= Data entries =
◇ ◇ ◇ ◇ ◇ ◇ ◇

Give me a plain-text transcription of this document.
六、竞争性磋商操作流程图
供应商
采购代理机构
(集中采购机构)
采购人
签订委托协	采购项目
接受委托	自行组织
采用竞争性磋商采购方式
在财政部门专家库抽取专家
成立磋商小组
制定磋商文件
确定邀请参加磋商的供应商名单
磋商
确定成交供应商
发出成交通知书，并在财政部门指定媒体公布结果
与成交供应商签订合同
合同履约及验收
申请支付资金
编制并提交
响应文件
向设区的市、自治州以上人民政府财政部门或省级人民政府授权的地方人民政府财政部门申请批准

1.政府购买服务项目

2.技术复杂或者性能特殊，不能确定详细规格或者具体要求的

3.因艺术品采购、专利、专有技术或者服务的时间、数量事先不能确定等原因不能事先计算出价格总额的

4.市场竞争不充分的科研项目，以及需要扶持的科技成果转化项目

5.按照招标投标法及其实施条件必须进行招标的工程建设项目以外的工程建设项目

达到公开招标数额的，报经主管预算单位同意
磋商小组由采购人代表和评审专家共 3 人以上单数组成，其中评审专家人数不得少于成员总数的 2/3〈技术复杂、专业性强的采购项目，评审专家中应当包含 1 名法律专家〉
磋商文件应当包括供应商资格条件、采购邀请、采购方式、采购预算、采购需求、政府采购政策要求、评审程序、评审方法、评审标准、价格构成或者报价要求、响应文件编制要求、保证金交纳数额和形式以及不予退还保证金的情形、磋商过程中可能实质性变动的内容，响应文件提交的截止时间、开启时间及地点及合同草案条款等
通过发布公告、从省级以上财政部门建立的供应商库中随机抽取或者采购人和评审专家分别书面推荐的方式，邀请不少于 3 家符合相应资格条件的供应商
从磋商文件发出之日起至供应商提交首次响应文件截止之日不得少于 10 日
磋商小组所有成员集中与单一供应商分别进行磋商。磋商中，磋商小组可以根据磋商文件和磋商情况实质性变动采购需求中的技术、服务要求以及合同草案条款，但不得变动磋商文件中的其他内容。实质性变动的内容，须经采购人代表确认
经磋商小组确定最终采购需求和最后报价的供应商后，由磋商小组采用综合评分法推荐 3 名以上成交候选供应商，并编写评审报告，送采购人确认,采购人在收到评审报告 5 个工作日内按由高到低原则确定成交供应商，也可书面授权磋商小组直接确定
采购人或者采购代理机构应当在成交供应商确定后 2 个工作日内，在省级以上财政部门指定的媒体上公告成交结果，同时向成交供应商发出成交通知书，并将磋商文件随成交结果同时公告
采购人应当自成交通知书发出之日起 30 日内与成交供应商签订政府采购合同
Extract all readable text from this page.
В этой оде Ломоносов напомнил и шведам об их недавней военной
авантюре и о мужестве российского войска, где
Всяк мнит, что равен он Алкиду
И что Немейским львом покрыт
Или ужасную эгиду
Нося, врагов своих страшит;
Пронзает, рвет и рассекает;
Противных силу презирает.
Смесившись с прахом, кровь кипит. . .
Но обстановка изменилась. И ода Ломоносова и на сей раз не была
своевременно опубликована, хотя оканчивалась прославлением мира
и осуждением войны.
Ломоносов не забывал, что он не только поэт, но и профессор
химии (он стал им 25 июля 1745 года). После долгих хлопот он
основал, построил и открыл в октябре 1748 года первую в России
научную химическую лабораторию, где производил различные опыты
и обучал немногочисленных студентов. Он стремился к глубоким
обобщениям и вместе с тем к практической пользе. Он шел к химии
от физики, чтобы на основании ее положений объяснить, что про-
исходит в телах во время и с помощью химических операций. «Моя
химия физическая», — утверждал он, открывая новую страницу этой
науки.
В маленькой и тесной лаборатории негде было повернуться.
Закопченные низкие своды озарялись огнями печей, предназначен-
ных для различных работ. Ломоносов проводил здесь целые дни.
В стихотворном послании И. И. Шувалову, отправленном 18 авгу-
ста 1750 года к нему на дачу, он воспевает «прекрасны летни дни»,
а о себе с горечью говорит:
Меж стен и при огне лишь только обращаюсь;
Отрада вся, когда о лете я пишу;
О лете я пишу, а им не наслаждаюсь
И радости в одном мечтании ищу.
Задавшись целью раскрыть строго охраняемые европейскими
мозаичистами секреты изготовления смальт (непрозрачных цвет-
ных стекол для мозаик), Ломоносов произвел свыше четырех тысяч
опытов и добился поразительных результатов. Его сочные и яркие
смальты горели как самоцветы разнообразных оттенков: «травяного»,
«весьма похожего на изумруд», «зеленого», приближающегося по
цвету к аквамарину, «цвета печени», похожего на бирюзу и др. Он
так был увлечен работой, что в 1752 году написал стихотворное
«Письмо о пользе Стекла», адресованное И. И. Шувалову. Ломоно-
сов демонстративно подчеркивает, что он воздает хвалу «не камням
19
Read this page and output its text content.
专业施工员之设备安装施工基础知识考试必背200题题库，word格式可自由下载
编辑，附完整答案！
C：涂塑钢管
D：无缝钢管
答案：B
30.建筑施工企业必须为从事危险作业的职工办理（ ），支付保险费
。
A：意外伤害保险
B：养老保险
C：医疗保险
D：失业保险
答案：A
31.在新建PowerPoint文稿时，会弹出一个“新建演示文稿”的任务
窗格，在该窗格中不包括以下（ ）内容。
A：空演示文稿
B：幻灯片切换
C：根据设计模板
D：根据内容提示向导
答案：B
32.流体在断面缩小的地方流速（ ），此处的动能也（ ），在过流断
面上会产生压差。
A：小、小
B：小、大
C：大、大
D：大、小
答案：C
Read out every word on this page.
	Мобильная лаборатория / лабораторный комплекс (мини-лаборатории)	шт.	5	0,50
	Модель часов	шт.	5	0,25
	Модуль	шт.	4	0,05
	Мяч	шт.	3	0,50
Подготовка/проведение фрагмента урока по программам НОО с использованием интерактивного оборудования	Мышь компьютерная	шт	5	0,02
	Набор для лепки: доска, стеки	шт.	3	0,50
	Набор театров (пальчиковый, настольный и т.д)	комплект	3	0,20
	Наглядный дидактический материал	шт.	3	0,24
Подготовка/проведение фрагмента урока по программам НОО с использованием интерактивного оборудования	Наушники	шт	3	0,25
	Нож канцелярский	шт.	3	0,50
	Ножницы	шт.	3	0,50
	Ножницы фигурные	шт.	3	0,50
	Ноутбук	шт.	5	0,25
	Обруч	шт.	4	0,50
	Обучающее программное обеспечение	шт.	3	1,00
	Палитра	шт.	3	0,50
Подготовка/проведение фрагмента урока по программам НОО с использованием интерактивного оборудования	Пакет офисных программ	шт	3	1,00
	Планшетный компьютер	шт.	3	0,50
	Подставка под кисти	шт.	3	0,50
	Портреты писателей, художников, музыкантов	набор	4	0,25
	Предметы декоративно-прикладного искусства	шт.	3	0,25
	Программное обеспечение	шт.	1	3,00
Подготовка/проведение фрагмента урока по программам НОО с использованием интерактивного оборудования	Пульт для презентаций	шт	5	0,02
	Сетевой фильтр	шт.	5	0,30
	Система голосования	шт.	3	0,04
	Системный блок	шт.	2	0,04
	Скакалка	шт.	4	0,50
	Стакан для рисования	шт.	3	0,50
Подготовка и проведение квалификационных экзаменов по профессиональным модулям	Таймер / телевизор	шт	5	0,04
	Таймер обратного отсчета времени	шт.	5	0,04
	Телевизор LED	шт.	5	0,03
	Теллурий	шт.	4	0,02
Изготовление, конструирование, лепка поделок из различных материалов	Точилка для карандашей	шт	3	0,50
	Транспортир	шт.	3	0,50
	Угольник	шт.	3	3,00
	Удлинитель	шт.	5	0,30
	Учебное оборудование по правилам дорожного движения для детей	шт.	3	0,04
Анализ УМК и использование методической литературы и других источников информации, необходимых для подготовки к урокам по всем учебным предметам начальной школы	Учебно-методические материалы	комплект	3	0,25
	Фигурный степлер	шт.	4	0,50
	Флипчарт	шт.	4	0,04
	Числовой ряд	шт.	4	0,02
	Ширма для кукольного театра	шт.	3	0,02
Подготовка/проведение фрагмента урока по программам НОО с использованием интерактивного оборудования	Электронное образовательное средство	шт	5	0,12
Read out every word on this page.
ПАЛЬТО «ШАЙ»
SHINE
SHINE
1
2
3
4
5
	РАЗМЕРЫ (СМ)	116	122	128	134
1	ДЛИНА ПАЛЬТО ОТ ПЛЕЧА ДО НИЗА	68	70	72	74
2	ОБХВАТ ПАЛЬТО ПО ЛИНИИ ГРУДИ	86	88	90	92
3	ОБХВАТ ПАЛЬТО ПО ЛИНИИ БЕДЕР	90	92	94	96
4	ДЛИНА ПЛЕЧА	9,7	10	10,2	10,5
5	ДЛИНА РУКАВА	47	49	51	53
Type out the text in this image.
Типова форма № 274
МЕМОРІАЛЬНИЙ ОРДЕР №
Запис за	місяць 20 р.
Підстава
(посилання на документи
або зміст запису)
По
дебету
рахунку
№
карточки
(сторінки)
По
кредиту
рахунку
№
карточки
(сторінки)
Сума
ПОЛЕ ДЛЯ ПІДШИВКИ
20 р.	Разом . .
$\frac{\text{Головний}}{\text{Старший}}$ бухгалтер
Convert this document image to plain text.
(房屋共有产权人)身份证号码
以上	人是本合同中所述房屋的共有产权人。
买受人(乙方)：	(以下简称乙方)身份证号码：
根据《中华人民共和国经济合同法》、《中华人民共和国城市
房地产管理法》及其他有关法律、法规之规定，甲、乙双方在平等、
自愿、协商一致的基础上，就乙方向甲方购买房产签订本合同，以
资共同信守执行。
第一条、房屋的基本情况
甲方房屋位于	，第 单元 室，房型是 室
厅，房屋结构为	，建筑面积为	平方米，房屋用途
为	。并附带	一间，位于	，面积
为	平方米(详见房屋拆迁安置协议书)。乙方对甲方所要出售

◇ ◇ ◇ ◇ ◇ ◇ ◇

= Directive =
State how many lines of the data include the word "пишу", with nothing else.

= Finished exercise =
2